• _What is needed_:
Please quote every row below word for word, and leave the pictures out of your answer.

Listings of box coordinates:
--- START ---

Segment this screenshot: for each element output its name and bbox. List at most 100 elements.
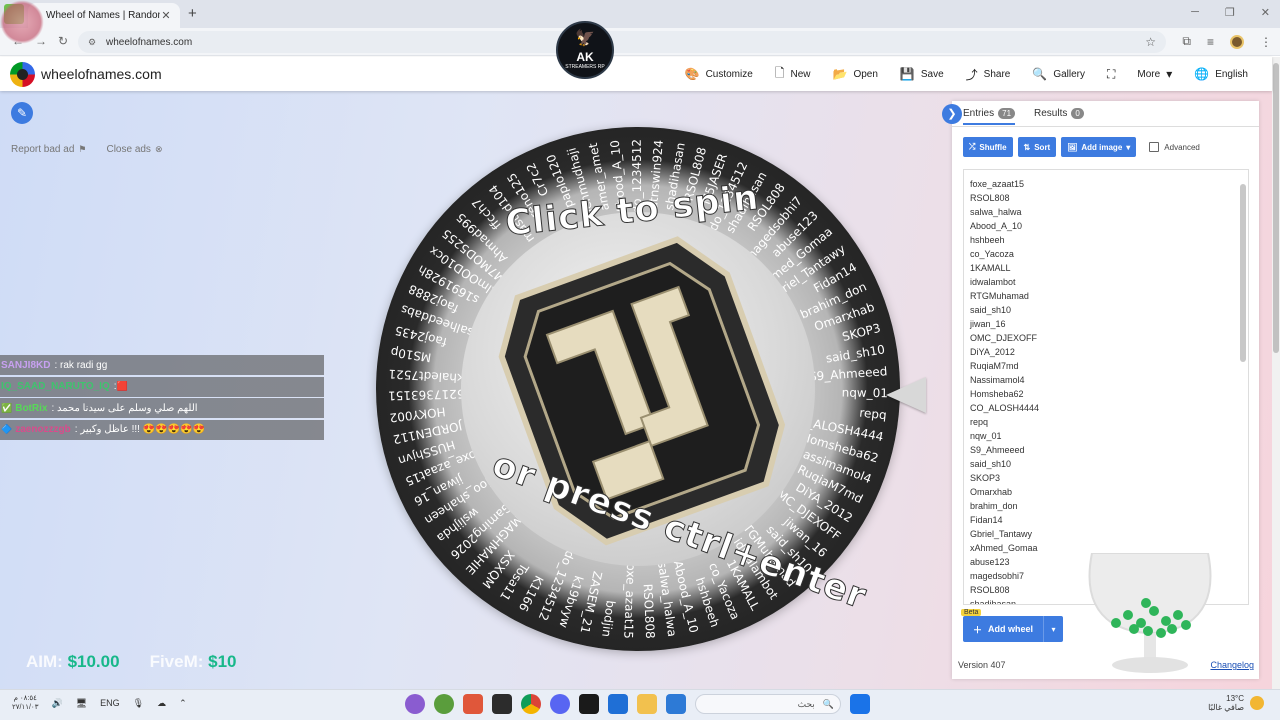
tab-results-label: Results — [1034, 108, 1068, 119]
weather-widget[interactable]: 13°C صافي غالبًا — [1208, 694, 1264, 712]
new-button[interactable]: 🗋 New — [775, 64, 811, 85]
kebab-menu-icon[interactable]: ⋮ — [1260, 35, 1272, 49]
tab-results[interactable]: Results 0 — [1034, 108, 1084, 119]
advanced-toggle[interactable]: Advanced — [1149, 142, 1200, 152]
onedrive-icon[interactable]: ☁ — [157, 698, 166, 709]
plus-icon: ＋ — [973, 624, 983, 635]
globe-icon: 🌐 — [1194, 67, 1210, 81]
changelog-link[interactable]: Changelog — [1210, 660, 1254, 670]
image-icon: 🖼 — [1067, 142, 1078, 152]
volume-icon[interactable]: 🔊 — [51, 698, 62, 709]
add-wheel-control: ＋ Add wheel ▾ — [963, 616, 1064, 642]
tray-chevron-icon[interactable]: ⌃ — [179, 698, 187, 709]
entry-line: RuqiaM7md — [970, 361, 1019, 371]
save-button[interactable]: 💾 Save — [900, 67, 944, 81]
chevron-down-icon: ▾ — [1166, 67, 1173, 81]
chat-message: 🔷 zaenozzzgb: عاظل وكبير !!! 😍😍😍😍😍 — [0, 419, 324, 440]
add-wheel-button[interactable]: ＋ Add wheel — [963, 616, 1044, 642]
edit-pencil-button[interactable]: ✎ — [11, 102, 33, 124]
add-image-button[interactable]: 🖼 Add image ▾ — [1061, 137, 1137, 157]
bookmark-star-icon[interactable]: ☆ — [1145, 35, 1156, 49]
entries-scrollbar[interactable] — [1240, 174, 1246, 600]
clock[interactable]: ٠٨:٥٤ م ٢٧/١١/٠٣ — [12, 694, 38, 712]
entry-line: abuse123 — [970, 557, 1010, 567]
weather-desc: صافي غالبًا — [1208, 703, 1244, 712]
flag-icon: ⚑ — [78, 144, 87, 154]
wheel-logo-icon[interactable] — [10, 62, 35, 87]
microphone-icon[interactable]: 🎙 — [133, 698, 144, 709]
advanced-checkbox[interactable] — [1149, 142, 1160, 152]
more-label: More — [1137, 68, 1161, 80]
reload-icon[interactable]: ↻ — [58, 34, 68, 48]
app-obs-icon[interactable] — [405, 694, 425, 714]
url-text: wheelofnames.com — [106, 36, 193, 48]
network-icon[interactable]: 🖥 — [76, 698, 87, 709]
app-chrome-icon[interactable] — [521, 694, 541, 714]
app-brave-icon[interactable] — [463, 694, 483, 714]
clock-date: ٢٧/١١/٠٣ — [12, 704, 39, 711]
chat-overlay: SANJI8KD: rak radi gg IQ_SAAD_NARUTO_IQ:… — [0, 355, 324, 441]
entry-line: idwalambot — [970, 277, 1016, 287]
entry-line: xAhmed_Gomaa — [970, 543, 1038, 553]
add-wheel-dropdown[interactable]: ▾ — [1043, 616, 1064, 642]
search-placeholder: بحث — [797, 698, 815, 709]
app-store-icon[interactable] — [608, 694, 628, 714]
chat-message: SANJI8KD: rak radi gg — [0, 355, 324, 375]
entry-line: RSOL808 — [970, 193, 1010, 203]
entries-scrollbar-thumb[interactable] — [1240, 184, 1246, 362]
streamer-logo: 🦅 AK STREAMERS RP — [556, 21, 614, 79]
chat-username: zaenozzzgb — [15, 424, 71, 435]
weather-temp: 13°C — [1226, 694, 1244, 703]
page-scrollbar[interactable] — [1272, 57, 1280, 689]
extensions-icon[interactable]: ⧉ — [1182, 34, 1191, 49]
entries-toolbar: ⤮ Shuffle ⇅ Sort 🖼 Add image ▾ Advanced — [963, 137, 1200, 157]
window-close-icon[interactable]: ✕ — [1261, 6, 1270, 19]
entry-line: Homsheba62 — [970, 389, 1024, 399]
customize-button[interactable]: 🎨 Customize — [685, 67, 753, 81]
close-ads-label: Close ads — [106, 144, 151, 155]
window-controls: ─ ❐ ✕ — [1191, 6, 1270, 19]
app-discord-icon[interactable] — [550, 694, 570, 714]
browser-tab[interactable]: Wheel of Names | Random nam ✕ — [28, 3, 180, 28]
entry-line: repq — [970, 417, 989, 427]
advanced-label: Advanced — [1164, 142, 1200, 152]
brand-title[interactable]: wheelofnames.com — [41, 66, 162, 82]
fullscreen-button[interactable]: ⛶ — [1107, 67, 1115, 82]
windows-start-icon[interactable] — [850, 694, 870, 714]
collapse-panel-button[interactable]: ❯ — [942, 104, 962, 124]
language-indicator[interactable]: ENG — [100, 698, 120, 708]
glass-bowl-icon — [1088, 553, 1212, 673]
open-button[interactable]: 📂 Open — [832, 67, 877, 81]
shuffle-button[interactable]: ⤮ Shuffle — [963, 137, 1013, 157]
profile-avatar[interactable] — [1230, 34, 1244, 49]
language-button[interactable]: 🌐 English — [1194, 67, 1248, 81]
entry-line: Abood_A_10 — [970, 221, 1023, 231]
app-green-icon[interactable] — [434, 694, 454, 714]
panel-tabs: ❯ Entries 71 Results 0 — [942, 101, 1259, 127]
add-wheel-label: Add wheel — [988, 624, 1034, 634]
close-tab-icon[interactable]: ✕ — [160, 9, 172, 22]
app-settings-icon[interactable] — [666, 694, 686, 714]
share-button[interactable]: ⤴ Share — [966, 66, 1011, 83]
tab-entries[interactable]: Entries 71 — [963, 108, 1016, 125]
url-field[interactable]: ⚙ wheelofnames.com ☆ — [78, 31, 1166, 53]
taskbar-search[interactable]: بحث 🔍 — [695, 694, 841, 714]
new-tab-icon[interactable]: + — [188, 5, 197, 22]
sort-button[interactable]: ⇅ Sort — [1017, 137, 1057, 157]
close-ads-link[interactable]: Close ads ⊗ — [106, 144, 162, 155]
folder-icon: 📂 — [832, 67, 848, 81]
minimize-icon[interactable]: ─ — [1191, 6, 1199, 19]
more-button[interactable]: More ▾ — [1137, 67, 1172, 81]
app-game-icon[interactable] — [492, 694, 512, 714]
gallery-button[interactable]: 🔍 Gallery — [1032, 67, 1085, 81]
app-terminal-icon[interactable] — [579, 694, 599, 714]
restore-icon[interactable]: ❐ — [1225, 6, 1235, 19]
app-explorer-icon[interactable] — [637, 694, 657, 714]
entries-textarea[interactable]: foxe_azaat15 RSOL808 salwa_halwa Abood_A_10… — [963, 169, 1249, 605]
stream-stats: AIM: $10.00 FiveM: $10 — [26, 652, 237, 672]
system-tray: ٠٨:٥٤ م ٢٧/١١/٠٣ 🔊 🖥 ENG 🎙 ☁ ⌃ — [12, 694, 187, 712]
report-ad-link[interactable]: Report bad ad ⚑ — [11, 144, 86, 155]
page-scrollbar-thumb[interactable] — [1273, 63, 1279, 353]
media-icon[interactable]: ≡ — [1207, 35, 1214, 49]
site-info-icon[interactable]: ⚙ — [88, 37, 100, 48]
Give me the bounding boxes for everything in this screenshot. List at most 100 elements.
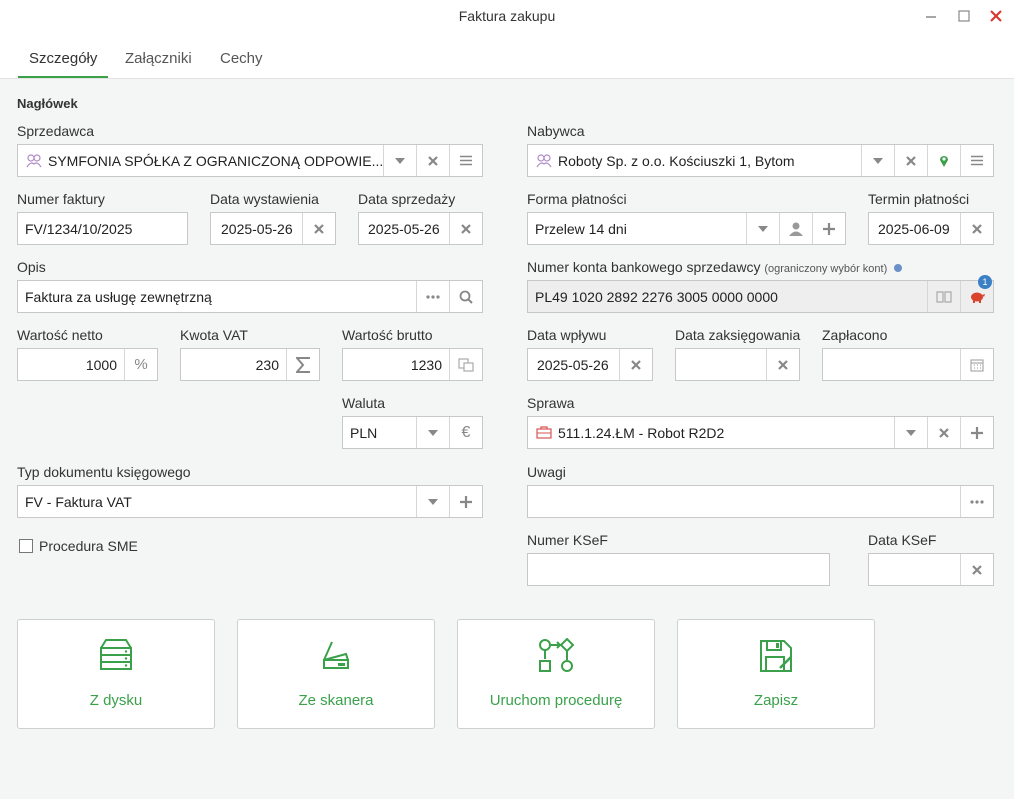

--- END ---

• _Solution_:
Segment this screenshot: for each element output its name and bbox. List at most 100 elements.
tab-results-label: Results — [1034, 108, 1068, 119]
weather-widget[interactable]: 13°C صافي غالبًا — [1208, 694, 1264, 712]
new-button[interactable]: 🗋 New — [775, 64, 811, 85]
kebab-menu-icon[interactable]: ⋮ — [1260, 35, 1272, 49]
tab-results[interactable]: Results 0 — [1034, 108, 1084, 119]
advanced-toggle[interactable]: Advanced — [1149, 142, 1200, 152]
onedrive-icon[interactable]: ☁ — [157, 698, 166, 709]
plus-icon: ＋ — [973, 624, 983, 635]
globe-icon: 🌐 — [1194, 67, 1210, 81]
changelog-link[interactable]: Changelog — [1210, 660, 1254, 670]
image-icon: 🖼 — [1067, 142, 1078, 152]
volume-icon[interactable]: 🔊 — [51, 698, 62, 709]
add-wheel-control: ＋ Add wheel ▾ — [963, 616, 1064, 642]
tray-chevron-icon[interactable]: ⌃ — [179, 698, 187, 709]
entry-line: RuqiaM7md — [970, 361, 1019, 371]
save-button[interactable]: 💾 Save — [900, 67, 944, 81]
chevron-down-icon: ▾ — [1166, 67, 1173, 81]
chat-message: 🔷 zaenozzzgb: عاظل وكبير !!! 😍😍😍😍😍 — [0, 419, 324, 440]
add-wheel-button[interactable]: ＋ Add wheel — [963, 616, 1044, 642]
edit-pencil-button[interactable]: ✎ — [11, 102, 33, 124]
add-image-button[interactable]: 🖼 Add image ▾ — [1061, 137, 1137, 157]
bookmark-star-icon[interactable]: ☆ — [1145, 35, 1156, 49]
entries-scrollbar[interactable] — [1240, 174, 1246, 600]
clock[interactable]: ٠٨:٥٤ م ٢٧/١١/٠٣ — [12, 694, 38, 712]
entry-line: abuse123 — [970, 557, 1010, 567]
weather-desc: صافي غالبًا — [1208, 703, 1244, 712]
flag-icon: ⚑ — [78, 144, 87, 154]
wheel-logo-icon[interactable] — [10, 62, 35, 87]
microphone-icon[interactable]: 🎙 — [133, 698, 144, 709]
advanced-checkbox[interactable] — [1149, 142, 1160, 152]
more-label: More — [1137, 68, 1161, 80]
reload-icon[interactable]: ↻ — [58, 34, 68, 48]
app-obs-icon[interactable] — [405, 694, 425, 714]
url-text: wheelofnames.com — [106, 36, 193, 48]
network-icon[interactable]: 🖥 — [76, 698, 87, 709]
app-chrome-icon[interactable] — [521, 694, 541, 714]
app-brave-icon[interactable] — [463, 694, 483, 714]
clock-date: ٢٧/١١/٠٣ — [12, 704, 39, 711]
chat-overlay: SANJI8KD: rak radi gg IQ_SAAD_NARUTO_IQ:… — [0, 355, 324, 441]
entry-line: idwalambot — [970, 277, 1016, 287]
entry-line: xAhmed_Gomaa — [970, 543, 1038, 553]
add-wheel-dropdown[interactable]: ▾ — [1043, 616, 1064, 642]
search-placeholder: بحث — [797, 698, 815, 709]
app-store-icon[interactable] — [608, 694, 628, 714]
chat-message: SANJI8KD: rak radi gg — [0, 355, 324, 375]
entry-line: RSOL808 — [970, 193, 1010, 203]
entries-scrollbar-thumb[interactable] — [1240, 184, 1246, 362]
streamer-logo: 🦅 AK STREAMERS RP — [556, 21, 614, 79]
chat-username: zaenozzzgb — [15, 424, 71, 435]
weather-temp: 13°C — [1226, 694, 1244, 703]
page-scrollbar[interactable] — [1272, 57, 1280, 689]
extensions-icon[interactable]: ⧉ — [1182, 34, 1191, 49]
entries-toolbar: ⤮ Shuffle ⇅ Sort 🖼 Add image ▾ Advanced — [963, 137, 1200, 157]
window-close-icon[interactable]: ✕ — [1261, 6, 1270, 19]
entry-line: Homsheba62 — [970, 389, 1024, 399]
customize-button[interactable]: 🎨 Customize — [685, 67, 753, 81]
close-ads-label: Close ads — [106, 144, 151, 155]
window-controls: ─ ❐ ✕ — [1191, 6, 1270, 19]
app-discord-icon[interactable] — [550, 694, 570, 714]
browser-tab[interactable]: Wheel of Names | Random nam ✕ — [28, 3, 180, 28]
entry-line: repq — [970, 417, 989, 427]
advanced-label: Advanced — [1164, 142, 1200, 152]
brand-title[interactable]: wheelofnames.com — [41, 66, 162, 82]
fullscreen-button[interactable]: ⛶ — [1107, 67, 1115, 82]
windows-start-icon[interactable] — [850, 694, 870, 714]
collapse-panel-button[interactable]: ❯ — [942, 104, 962, 124]
language-indicator[interactable]: ENG — [100, 698, 120, 708]
glass-bowl-icon — [1088, 553, 1212, 673]
open-button[interactable]: 📂 Open — [832, 67, 877, 81]
shuffle-button[interactable]: ⤮ Shuffle — [963, 137, 1013, 157]
profile-avatar[interactable] — [1230, 34, 1244, 49]
language-button[interactable]: 🌐 English — [1194, 67, 1248, 81]
entry-line: Abood_A_10 — [970, 221, 1023, 231]
app-green-icon[interactable] — [434, 694, 454, 714]
panel-tabs: ❯ Entries 71 Results 0 — [942, 101, 1259, 127]
add-wheel-label: Add wheel — [988, 624, 1034, 634]
close-tab-icon[interactable]: ✕ — [160, 9, 172, 22]
app-settings-icon[interactable] — [666, 694, 686, 714]
share-button[interactable]: ⤴ Share — [966, 66, 1011, 83]
tab-entries[interactable]: Entries 71 — [963, 108, 1016, 125]
url-field[interactable]: ⚙ wheelofnames.com ☆ — [78, 31, 1166, 53]
taskbar-search[interactable]: بحث 🔍 — [695, 694, 841, 714]
new-tab-icon[interactable]: + — [188, 5, 197, 22]
sort-button[interactable]: ⇅ Sort — [1017, 137, 1057, 157]
close-ads-link[interactable]: Close ads ⊗ — [106, 144, 162, 155]
folder-icon: 📂 — [832, 67, 848, 81]
minimize-icon[interactable]: ─ — [1191, 6, 1199, 19]
more-button[interactable]: More ▾ — [1137, 67, 1172, 81]
app-game-icon[interactable] — [492, 694, 512, 714]
gallery-button[interactable]: 🔍 Gallery — [1032, 67, 1085, 81]
app-terminal-icon[interactable] — [579, 694, 599, 714]
restore-icon[interactable]: ❐ — [1225, 6, 1235, 19]
app-explorer-icon[interactable] — [637, 694, 657, 714]
entries-textarea[interactable]: foxe_azaat15 RSOL808 salwa_halwa Abood_A_10… — [963, 169, 1249, 605]
stream-stats: AIM: $10.00 FiveM: $10 — [26, 652, 237, 672]
system-tray: ٠٨:٥٤ م ٢٧/١١/٠٣ 🔊 🖥 ENG 🎙 ☁ ⌃ — [12, 694, 187, 712]
report-ad-link[interactable]: Report bad ad ⚑ — [11, 144, 86, 155]
page-scrollbar-thumb[interactable] — [1273, 63, 1279, 353]
media-icon[interactable]: ≡ — [1207, 35, 1214, 49]
site-info-icon[interactable]: ⚙ — [88, 37, 100, 48]
Give me the bounding boxes for everything in this screenshot. List at most 100 elements.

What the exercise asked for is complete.